[Start EXTRACTED RECORDS]

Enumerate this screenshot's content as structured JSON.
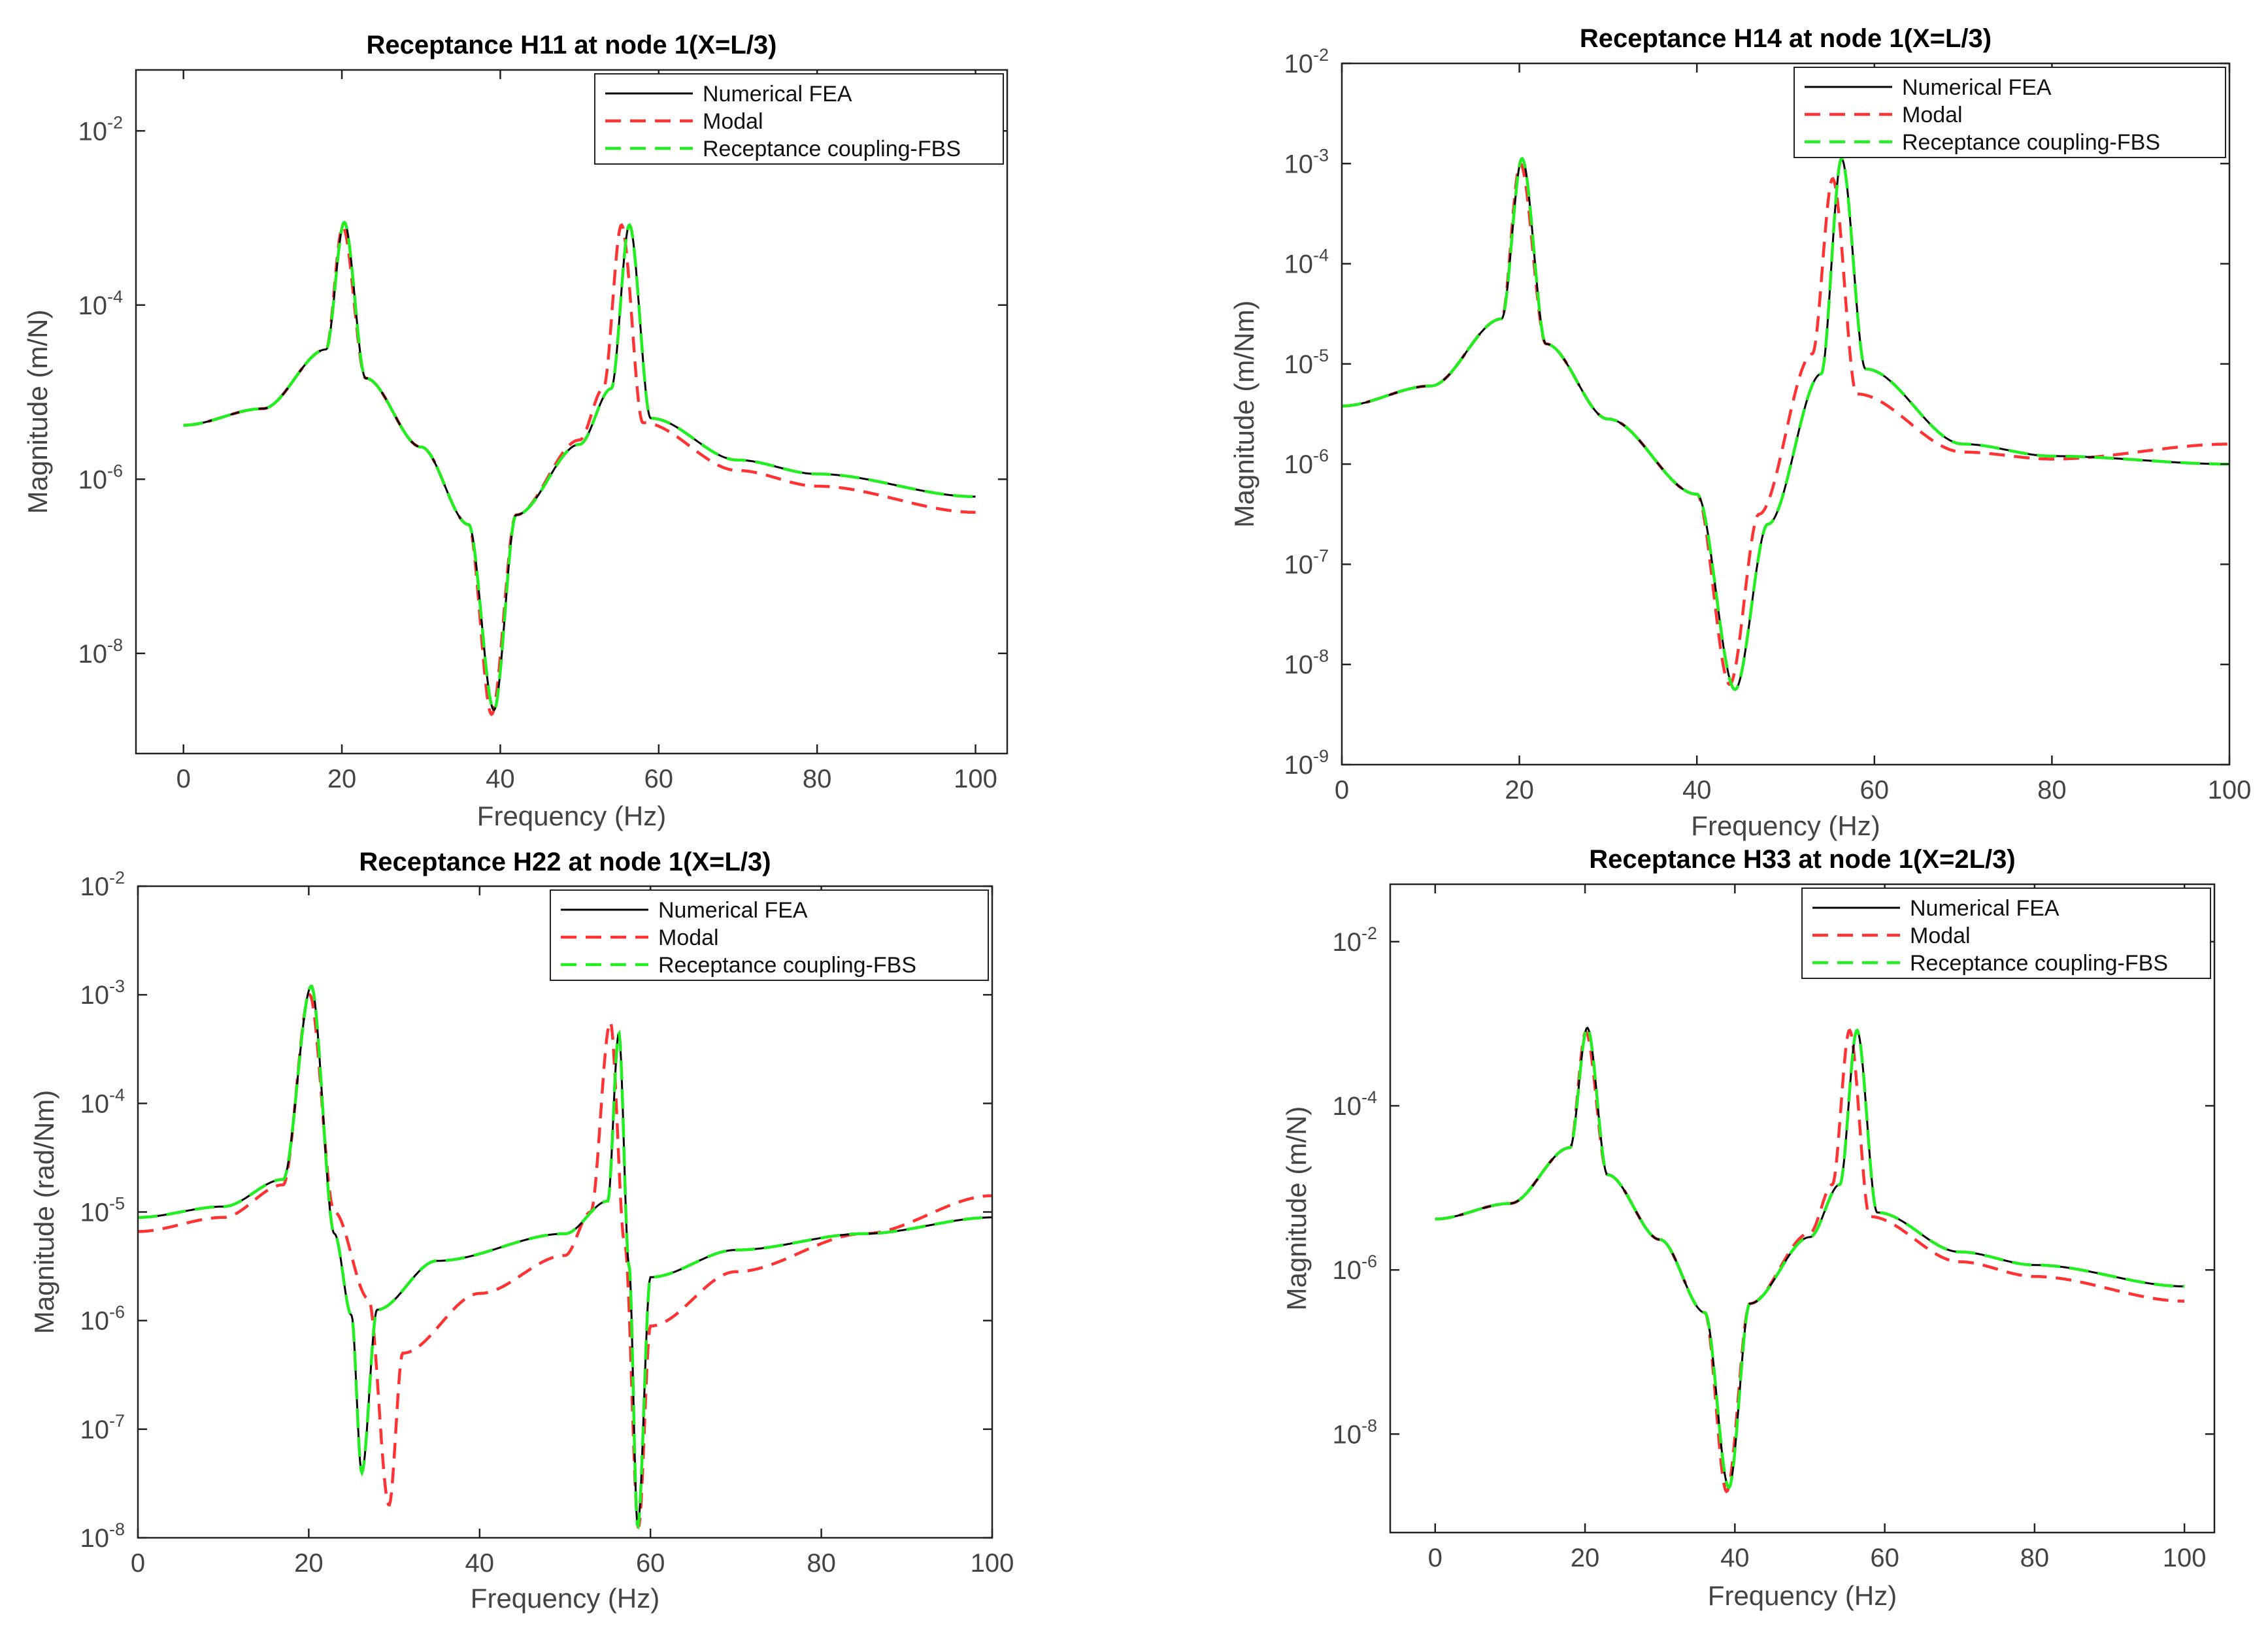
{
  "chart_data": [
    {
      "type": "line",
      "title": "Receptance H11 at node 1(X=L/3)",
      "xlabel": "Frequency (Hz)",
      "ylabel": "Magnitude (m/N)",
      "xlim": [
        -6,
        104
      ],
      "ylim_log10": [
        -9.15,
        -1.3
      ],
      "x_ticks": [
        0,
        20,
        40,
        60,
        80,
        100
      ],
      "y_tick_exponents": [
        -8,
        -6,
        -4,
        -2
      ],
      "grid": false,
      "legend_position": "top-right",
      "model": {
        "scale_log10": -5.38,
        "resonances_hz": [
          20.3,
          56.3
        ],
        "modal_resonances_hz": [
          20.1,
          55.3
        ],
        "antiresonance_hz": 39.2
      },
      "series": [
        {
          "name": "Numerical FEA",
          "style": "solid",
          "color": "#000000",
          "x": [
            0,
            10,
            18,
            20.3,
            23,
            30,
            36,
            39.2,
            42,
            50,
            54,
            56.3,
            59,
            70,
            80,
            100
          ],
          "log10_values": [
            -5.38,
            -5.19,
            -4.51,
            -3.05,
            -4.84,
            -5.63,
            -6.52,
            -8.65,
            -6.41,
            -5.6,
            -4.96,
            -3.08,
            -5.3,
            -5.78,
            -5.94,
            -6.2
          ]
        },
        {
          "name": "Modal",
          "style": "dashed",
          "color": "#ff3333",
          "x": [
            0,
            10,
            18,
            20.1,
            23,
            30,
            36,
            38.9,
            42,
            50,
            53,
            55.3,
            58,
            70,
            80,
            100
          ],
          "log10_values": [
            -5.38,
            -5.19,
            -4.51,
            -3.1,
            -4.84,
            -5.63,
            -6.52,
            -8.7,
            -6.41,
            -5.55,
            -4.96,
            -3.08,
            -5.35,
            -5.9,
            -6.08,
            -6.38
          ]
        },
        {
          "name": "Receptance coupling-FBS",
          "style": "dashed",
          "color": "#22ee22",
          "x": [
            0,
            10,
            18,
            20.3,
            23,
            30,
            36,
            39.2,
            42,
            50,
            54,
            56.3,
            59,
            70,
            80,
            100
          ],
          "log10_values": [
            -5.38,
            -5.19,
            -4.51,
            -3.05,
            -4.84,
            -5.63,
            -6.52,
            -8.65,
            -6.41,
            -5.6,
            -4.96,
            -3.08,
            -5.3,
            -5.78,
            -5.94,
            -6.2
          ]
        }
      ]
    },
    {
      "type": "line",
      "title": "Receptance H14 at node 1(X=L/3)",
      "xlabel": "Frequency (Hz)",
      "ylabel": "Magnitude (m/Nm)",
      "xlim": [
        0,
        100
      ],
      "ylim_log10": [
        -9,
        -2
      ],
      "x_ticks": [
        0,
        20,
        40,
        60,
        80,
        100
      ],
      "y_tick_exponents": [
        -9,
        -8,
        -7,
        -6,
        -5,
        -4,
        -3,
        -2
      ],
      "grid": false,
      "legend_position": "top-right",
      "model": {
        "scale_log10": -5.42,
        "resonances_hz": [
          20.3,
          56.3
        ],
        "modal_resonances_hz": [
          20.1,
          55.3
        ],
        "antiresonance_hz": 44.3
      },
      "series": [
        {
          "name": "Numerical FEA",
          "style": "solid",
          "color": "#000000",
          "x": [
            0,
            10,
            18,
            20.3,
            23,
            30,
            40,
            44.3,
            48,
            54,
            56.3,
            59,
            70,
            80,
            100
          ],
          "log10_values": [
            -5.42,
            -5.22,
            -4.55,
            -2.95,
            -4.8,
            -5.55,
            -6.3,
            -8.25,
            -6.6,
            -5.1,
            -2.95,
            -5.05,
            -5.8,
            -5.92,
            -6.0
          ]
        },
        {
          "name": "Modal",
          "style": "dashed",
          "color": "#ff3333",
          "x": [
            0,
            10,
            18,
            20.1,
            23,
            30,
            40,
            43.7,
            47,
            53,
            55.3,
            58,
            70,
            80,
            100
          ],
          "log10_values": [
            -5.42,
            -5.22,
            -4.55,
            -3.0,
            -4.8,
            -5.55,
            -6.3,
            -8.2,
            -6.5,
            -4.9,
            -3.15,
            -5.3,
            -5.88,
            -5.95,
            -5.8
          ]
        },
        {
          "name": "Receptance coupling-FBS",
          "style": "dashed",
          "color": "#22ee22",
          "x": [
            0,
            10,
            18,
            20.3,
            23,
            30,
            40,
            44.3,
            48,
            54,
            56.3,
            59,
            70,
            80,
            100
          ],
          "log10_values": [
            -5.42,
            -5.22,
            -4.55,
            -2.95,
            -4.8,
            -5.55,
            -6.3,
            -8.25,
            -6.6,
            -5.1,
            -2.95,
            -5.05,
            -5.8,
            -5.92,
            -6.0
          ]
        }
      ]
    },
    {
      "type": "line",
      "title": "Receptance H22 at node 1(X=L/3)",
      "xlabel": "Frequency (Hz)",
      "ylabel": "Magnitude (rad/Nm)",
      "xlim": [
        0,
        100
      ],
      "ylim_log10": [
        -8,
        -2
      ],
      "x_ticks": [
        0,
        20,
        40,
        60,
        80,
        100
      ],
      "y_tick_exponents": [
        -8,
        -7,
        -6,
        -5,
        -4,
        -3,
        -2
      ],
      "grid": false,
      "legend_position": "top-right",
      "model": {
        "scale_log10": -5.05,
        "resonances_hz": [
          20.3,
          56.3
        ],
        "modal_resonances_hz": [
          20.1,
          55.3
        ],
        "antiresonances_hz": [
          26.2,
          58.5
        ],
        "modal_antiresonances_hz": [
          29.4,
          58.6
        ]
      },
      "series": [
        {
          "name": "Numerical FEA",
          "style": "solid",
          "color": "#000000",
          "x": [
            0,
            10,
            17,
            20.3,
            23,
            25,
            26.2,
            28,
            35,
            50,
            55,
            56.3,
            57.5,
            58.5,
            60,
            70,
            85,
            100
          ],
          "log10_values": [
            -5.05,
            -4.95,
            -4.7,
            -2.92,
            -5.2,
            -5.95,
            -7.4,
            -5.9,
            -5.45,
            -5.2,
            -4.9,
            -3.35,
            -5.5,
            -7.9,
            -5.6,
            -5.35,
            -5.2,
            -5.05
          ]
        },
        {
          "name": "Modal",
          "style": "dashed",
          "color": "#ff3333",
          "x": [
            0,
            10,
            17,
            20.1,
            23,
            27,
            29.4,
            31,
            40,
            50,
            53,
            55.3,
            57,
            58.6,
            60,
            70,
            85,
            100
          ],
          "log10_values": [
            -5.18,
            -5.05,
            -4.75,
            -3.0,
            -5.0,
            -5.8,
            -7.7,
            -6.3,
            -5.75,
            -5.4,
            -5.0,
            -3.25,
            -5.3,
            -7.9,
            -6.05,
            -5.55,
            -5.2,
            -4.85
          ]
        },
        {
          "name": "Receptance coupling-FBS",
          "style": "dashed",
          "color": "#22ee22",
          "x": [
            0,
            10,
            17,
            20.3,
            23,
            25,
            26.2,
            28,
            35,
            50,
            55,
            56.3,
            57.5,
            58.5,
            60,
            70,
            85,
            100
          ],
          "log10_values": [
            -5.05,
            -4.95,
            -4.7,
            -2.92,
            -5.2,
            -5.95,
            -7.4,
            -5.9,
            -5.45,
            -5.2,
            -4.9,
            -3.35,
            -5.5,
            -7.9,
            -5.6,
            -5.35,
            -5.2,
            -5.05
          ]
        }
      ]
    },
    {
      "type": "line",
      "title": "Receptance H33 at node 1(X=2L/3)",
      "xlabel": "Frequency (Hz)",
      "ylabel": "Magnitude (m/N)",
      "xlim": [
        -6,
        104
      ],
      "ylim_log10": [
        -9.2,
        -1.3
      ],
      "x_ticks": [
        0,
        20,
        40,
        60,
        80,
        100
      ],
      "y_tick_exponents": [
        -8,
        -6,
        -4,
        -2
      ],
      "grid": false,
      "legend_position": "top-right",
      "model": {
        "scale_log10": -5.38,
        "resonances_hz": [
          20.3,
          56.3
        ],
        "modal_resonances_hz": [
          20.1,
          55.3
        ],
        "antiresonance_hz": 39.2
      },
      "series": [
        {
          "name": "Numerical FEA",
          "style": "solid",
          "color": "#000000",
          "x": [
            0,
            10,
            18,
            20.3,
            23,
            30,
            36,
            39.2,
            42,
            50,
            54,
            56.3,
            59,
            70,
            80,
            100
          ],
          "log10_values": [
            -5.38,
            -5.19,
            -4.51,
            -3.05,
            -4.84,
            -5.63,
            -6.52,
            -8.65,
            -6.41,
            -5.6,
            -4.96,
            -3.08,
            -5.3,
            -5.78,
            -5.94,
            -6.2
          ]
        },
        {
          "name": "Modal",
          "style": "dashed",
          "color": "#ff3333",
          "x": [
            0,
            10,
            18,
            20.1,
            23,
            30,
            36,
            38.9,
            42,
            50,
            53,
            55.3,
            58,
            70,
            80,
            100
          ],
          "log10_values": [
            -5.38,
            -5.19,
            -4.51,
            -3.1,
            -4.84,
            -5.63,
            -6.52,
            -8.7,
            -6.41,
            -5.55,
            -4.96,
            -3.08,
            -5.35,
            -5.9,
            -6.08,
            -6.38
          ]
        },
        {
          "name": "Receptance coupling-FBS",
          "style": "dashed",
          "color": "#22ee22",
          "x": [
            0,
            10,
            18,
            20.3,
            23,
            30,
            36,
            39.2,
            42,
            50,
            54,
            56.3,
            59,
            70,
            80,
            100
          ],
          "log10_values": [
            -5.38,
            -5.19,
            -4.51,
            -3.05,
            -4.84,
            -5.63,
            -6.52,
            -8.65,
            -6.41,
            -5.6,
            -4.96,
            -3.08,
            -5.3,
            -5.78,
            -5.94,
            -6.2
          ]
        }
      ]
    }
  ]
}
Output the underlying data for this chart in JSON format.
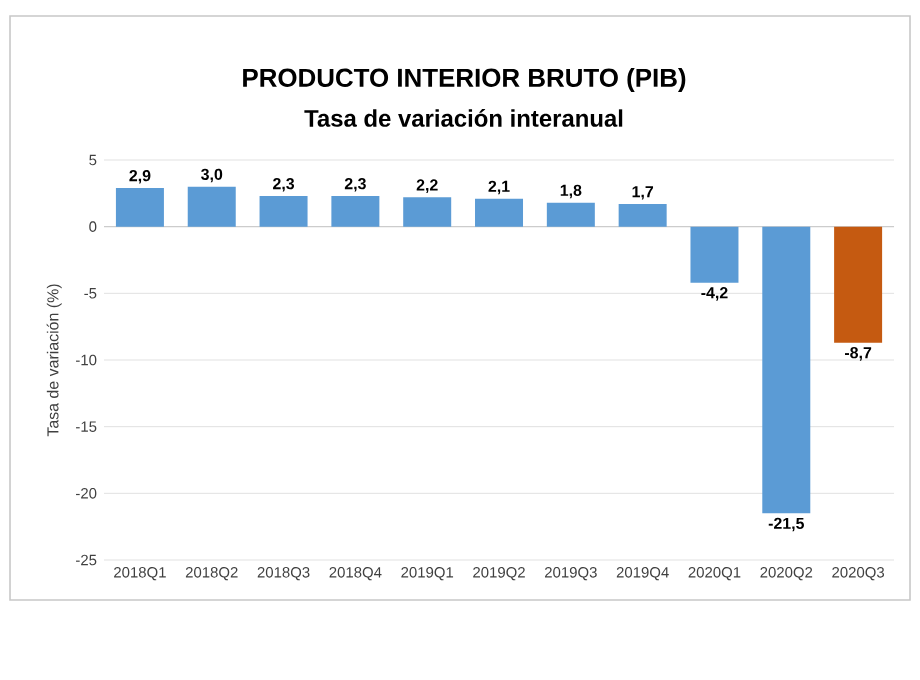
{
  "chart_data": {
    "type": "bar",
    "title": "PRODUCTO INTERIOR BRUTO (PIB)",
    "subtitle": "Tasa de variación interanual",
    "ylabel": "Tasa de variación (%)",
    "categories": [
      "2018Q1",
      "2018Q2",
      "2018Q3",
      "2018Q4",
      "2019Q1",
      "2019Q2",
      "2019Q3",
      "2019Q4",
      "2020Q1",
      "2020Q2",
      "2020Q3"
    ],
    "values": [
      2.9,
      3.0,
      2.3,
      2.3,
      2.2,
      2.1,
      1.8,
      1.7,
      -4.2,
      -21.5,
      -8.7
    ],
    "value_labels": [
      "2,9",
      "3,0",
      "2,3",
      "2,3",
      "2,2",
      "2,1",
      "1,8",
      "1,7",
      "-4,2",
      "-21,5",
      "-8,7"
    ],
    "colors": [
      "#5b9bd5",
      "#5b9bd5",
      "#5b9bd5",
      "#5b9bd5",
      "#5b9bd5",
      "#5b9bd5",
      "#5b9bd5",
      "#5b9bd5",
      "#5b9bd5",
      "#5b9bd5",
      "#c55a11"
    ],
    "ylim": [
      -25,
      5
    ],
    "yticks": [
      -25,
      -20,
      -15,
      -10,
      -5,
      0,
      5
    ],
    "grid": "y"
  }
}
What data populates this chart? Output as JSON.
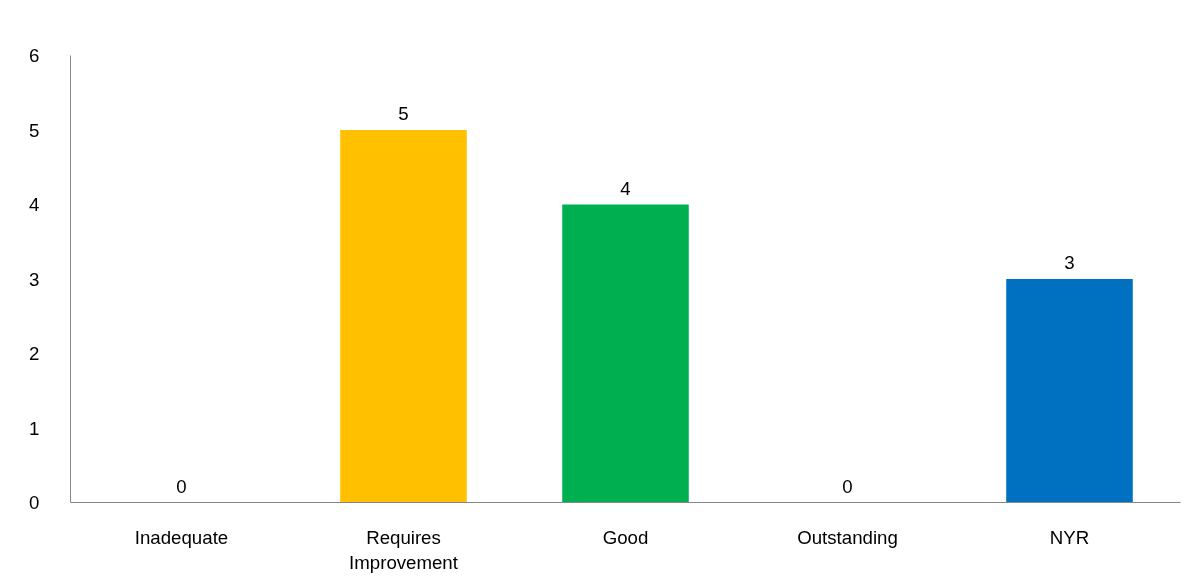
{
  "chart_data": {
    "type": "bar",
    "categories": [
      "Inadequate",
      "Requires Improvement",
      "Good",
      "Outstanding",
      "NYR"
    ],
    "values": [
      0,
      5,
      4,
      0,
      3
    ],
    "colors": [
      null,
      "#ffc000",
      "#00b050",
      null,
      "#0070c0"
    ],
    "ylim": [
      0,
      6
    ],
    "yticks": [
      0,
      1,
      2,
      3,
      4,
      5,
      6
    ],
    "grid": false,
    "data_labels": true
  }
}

[End EXTRACTED RECORDS]

• INSTRUCTIONS TO FOLLOW:
Search the data for the word "node" and copy each line where it appears.

• RESULT OF THIS TASK:
      "title": "Receptance H11 at node 1(X=L/3)",
      "title": "Receptance H14 at node 1(X=L/3)",
      "title": "Receptance H22 at node 1(X=L/3)",
      "title": "Receptance H33 at node 1(X=2L/3)",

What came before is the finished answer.